* _Exercise task_: Find the lines holding the string "ŞİFRE" in the data, then copy all of them.

* _Provided material_:
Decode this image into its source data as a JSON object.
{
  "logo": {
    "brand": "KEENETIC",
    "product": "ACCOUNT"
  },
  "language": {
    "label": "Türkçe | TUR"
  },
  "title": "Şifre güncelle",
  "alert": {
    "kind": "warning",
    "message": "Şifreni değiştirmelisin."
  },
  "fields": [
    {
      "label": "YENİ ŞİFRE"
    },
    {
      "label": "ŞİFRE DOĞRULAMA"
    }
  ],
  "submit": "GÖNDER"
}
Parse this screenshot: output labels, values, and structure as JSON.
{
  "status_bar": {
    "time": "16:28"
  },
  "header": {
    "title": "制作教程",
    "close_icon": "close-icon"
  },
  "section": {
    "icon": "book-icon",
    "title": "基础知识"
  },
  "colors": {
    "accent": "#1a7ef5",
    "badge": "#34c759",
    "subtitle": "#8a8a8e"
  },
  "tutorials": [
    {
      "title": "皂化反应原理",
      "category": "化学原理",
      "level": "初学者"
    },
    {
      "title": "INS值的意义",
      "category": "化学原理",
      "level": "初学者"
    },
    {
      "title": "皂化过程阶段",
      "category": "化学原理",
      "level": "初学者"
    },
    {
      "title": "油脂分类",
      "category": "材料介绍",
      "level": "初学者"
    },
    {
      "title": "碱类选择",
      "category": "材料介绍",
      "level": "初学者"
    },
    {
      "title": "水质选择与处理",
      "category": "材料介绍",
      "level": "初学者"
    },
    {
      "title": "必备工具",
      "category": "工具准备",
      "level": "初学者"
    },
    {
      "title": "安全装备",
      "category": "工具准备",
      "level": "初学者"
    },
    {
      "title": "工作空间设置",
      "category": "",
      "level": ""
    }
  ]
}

* _Written response_:
      "label": "YENİ ŞİFRE"
      "label": "ŞİFRE DOĞRULAMA"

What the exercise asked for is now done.